▶ Material for this task
____________
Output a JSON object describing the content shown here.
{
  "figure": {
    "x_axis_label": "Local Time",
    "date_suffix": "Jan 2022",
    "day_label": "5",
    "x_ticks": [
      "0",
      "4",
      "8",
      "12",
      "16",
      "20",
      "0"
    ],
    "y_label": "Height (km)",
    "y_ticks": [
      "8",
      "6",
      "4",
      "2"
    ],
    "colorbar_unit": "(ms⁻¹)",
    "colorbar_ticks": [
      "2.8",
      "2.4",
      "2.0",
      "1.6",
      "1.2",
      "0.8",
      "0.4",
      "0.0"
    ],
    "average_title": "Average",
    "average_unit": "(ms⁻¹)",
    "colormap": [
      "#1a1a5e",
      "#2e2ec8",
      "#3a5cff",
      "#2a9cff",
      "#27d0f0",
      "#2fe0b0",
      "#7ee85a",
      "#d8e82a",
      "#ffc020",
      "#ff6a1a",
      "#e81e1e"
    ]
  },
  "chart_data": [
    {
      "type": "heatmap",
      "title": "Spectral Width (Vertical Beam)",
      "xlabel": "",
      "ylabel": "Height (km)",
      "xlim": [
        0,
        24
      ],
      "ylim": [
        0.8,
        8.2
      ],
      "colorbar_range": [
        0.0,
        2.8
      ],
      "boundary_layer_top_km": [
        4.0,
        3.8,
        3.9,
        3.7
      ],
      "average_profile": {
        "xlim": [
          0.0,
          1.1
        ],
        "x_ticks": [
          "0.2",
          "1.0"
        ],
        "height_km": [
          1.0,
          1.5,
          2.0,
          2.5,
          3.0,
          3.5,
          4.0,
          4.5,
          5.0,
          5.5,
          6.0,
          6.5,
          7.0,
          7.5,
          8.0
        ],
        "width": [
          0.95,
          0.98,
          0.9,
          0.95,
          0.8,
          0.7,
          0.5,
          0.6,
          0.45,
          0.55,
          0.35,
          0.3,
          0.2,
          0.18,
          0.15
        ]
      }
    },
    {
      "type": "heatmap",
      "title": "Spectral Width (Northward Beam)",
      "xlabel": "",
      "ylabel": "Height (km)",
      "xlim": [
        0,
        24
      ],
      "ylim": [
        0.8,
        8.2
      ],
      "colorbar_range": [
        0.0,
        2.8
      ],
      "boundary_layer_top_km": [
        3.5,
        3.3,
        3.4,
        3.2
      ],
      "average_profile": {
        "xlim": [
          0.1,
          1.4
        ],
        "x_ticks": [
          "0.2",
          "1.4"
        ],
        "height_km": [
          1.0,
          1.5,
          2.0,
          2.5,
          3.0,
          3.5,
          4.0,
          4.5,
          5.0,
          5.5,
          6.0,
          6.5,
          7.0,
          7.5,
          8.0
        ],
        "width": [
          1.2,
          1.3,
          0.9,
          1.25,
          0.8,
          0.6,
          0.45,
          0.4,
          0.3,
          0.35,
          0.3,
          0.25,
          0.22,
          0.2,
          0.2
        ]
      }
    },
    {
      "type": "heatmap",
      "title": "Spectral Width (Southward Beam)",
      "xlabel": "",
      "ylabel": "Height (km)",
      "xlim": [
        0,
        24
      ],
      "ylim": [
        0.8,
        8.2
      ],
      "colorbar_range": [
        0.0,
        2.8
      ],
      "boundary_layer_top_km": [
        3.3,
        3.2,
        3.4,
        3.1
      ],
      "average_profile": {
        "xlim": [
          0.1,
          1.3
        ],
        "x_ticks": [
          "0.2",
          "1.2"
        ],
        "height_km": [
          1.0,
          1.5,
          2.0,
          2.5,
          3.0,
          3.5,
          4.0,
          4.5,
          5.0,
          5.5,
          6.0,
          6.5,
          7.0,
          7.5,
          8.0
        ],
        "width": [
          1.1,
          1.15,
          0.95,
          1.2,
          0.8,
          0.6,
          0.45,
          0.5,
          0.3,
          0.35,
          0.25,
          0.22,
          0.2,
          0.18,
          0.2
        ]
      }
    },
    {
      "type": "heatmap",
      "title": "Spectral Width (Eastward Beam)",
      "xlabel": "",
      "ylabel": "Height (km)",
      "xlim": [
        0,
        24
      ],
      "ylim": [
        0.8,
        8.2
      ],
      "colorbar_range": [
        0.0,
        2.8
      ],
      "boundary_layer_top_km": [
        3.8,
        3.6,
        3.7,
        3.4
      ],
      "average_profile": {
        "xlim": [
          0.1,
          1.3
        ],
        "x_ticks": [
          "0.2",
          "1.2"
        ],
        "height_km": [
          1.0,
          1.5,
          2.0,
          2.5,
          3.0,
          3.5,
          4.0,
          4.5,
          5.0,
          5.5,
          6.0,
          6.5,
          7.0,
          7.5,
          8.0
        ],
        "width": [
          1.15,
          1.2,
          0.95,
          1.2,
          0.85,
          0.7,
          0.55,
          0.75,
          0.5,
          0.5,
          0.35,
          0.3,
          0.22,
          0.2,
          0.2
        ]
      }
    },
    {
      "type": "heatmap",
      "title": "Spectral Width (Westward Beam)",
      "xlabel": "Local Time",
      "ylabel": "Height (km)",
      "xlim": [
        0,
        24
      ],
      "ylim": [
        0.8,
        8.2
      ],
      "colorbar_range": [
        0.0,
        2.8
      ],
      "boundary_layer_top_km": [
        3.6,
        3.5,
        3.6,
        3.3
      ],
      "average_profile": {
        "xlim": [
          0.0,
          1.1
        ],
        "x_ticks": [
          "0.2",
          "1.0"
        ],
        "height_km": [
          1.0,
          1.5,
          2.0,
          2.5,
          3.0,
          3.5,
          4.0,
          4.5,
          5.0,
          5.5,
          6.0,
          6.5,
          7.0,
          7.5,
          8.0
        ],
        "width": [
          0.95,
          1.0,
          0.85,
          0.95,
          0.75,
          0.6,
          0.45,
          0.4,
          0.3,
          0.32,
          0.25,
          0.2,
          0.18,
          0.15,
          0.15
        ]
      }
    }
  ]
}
____________
Restate all of the entries above precisely.

▶ Solution to this task
Output a JSON object describing the content shown here.
{
  "figure": {
    "x_axis_label": "Local Time",
    "date_suffix": "Jan 2022",
    "day_label": "5",
    "x_ticks": [
      "0",
      "4",
      "8",
      "12",
      "16",
      "20",
      "0"
    ],
    "y_label": "Height (km)",
    "y_ticks": [
      "8",
      "6",
      "4",
      "2"
    ],
    "colorbar_unit": "(ms⁻¹)",
    "colorbar_ticks": [
      "2.8",
      "2.4",
      "2.0",
      "1.6",
      "1.2",
      "0.8",
      "0.4",
      "0.0"
    ],
    "average_title": "Average",
    "average_unit": "(ms⁻¹)",
    "colormap": [
      "#1a1a5e",
      "#2e2ec8",
      "#3a5cff",
      "#2a9cff",
      "#27d0f0",
      "#2fe0b0",
      "#7ee85a",
      "#d8e82a",
      "#ffc020",
      "#ff6a1a",
      "#e81e1e"
    ]
  },
  "chart_data": [
    {
      "type": "heatmap",
      "title": "Spectral Width (Vertical Beam)",
      "xlabel": "",
      "ylabel": "Height (km)",
      "xlim": [
        0,
        24
      ],
      "ylim": [
        0.8,
        8.2
      ],
      "colorbar_range": [
        0.0,
        2.8
      ],
      "boundary_layer_top_km": [
        4.0,
        3.8,
        3.9,
        3.7
      ],
      "average_profile": {
        "xlim": [
          0.0,
          1.1
        ],
        "x_ticks": [
          "0.2",
          "1.0"
        ],
        "height_km": [
          1.0,
          1.5,
          2.0,
          2.5,
          3.0,
          3.5,
          4.0,
          4.5,
          5.0,
          5.5,
          6.0,
          6.5,
          7.0,
          7.5,
          8.0
        ],
        "width": [
          0.95,
          0.98,
          0.9,
          0.95,
          0.8,
          0.7,
          0.5,
          0.6,
          0.45,
          0.55,
          0.35,
          0.3,
          0.2,
          0.18,
          0.15
        ]
      }
    },
    {
      "type": "heatmap",
      "title": "Spectral Width (Northward Beam)",
      "xlabel": "",
      "ylabel": "Height (km)",
      "xlim": [
        0,
        24
      ],
      "ylim": [
        0.8,
        8.2
      ],
      "colorbar_range": [
        0.0,
        2.8
      ],
      "boundary_layer_top_km": [
        3.5,
        3.3,
        3.4,
        3.2
      ],
      "average_profile": {
        "xlim": [
          0.1,
          1.4
        ],
        "x_ticks": [
          "0.2",
          "1.4"
        ],
        "height_km": [
          1.0,
          1.5,
          2.0,
          2.5,
          3.0,
          3.5,
          4.0,
          4.5,
          5.0,
          5.5,
          6.0,
          6.5,
          7.0,
          7.5,
          8.0
        ],
        "width": [
          1.2,
          1.3,
          0.9,
          1.25,
          0.8,
          0.6,
          0.45,
          0.4,
          0.3,
          0.35,
          0.3,
          0.25,
          0.22,
          0.2,
          0.2
        ]
      }
    },
    {
      "type": "heatmap",
      "title": "Spectral Width (Southward Beam)",
      "xlabel": "",
      "ylabel": "Height (km)",
      "xlim": [
        0,
        24
      ],
      "ylim": [
        0.8,
        8.2
      ],
      "colorbar_range": [
        0.0,
        2.8
      ],
      "boundary_layer_top_km": [
        3.3,
        3.2,
        3.4,
        3.1
      ],
      "average_profile": {
        "xlim": [
          0.1,
          1.3
        ],
        "x_ticks": [
          "0.2",
          "1.2"
        ],
        "height_km": [
          1.0,
          1.5,
          2.0,
          2.5,
          3.0,
          3.5,
          4.0,
          4.5,
          5.0,
          5.5,
          6.0,
          6.5,
          7.0,
          7.5,
          8.0
        ],
        "width": [
          1.1,
          1.15,
          0.95,
          1.2,
          0.8,
          0.6,
          0.45,
          0.5,
          0.3,
          0.35,
          0.25,
          0.22,
          0.2,
          0.18,
          0.2
        ]
      }
    },
    {
      "type": "heatmap",
      "title": "Spectral Width (Eastward Beam)",
      "xlabel": "",
      "ylabel": "Height (km)",
      "xlim": [
        0,
        24
      ],
      "ylim": [
        0.8,
        8.2
      ],
      "colorbar_range": [
        0.0,
        2.8
      ],
      "boundary_layer_top_km": [
        3.8,
        3.6,
        3.7,
        3.4
      ],
      "average_profile": {
        "xlim": [
          0.1,
          1.3
        ],
        "x_ticks": [
          "0.2",
          "1.2"
        ],
        "height_km": [
          1.0,
          1.5,
          2.0,
          2.5,
          3.0,
          3.5,
          4.0,
          4.5,
          5.0,
          5.5,
          6.0,
          6.5,
          7.0,
          7.5,
          8.0
        ],
        "width": [
          1.15,
          1.2,
          0.95,
          1.2,
          0.85,
          0.7,
          0.55,
          0.75,
          0.5,
          0.5,
          0.35,
          0.3,
          0.22,
          0.2,
          0.2
        ]
      }
    },
    {
      "type": "heatmap",
      "title": "Spectral Width (Westward Beam)",
      "xlabel": "Local Time",
      "ylabel": "Height (km)",
      "xlim": [
        0,
        24
      ],
      "ylim": [
        0.8,
        8.2
      ],
      "colorbar_range": [
        0.0,
        2.8
      ],
      "boundary_layer_top_km": [
        3.6,
        3.5,
        3.6,
        3.3
      ],
      "average_profile": {
        "xlim": [
          0.0,
          1.1
        ],
        "x_ticks": [
          "0.2",
          "1.0"
        ],
        "height_km": [
          1.0,
          1.5,
          2.0,
          2.5,
          3.0,
          3.5,
          4.0,
          4.5,
          5.0,
          5.5,
          6.0,
          6.5,
          7.0,
          7.5,
          8.0
        ],
        "width": [
          0.95,
          1.0,
          0.85,
          0.95,
          0.75,
          0.6,
          0.45,
          0.4,
          0.3,
          0.32,
          0.25,
          0.2,
          0.18,
          0.15,
          0.15
        ]
      }
    }
  ]
}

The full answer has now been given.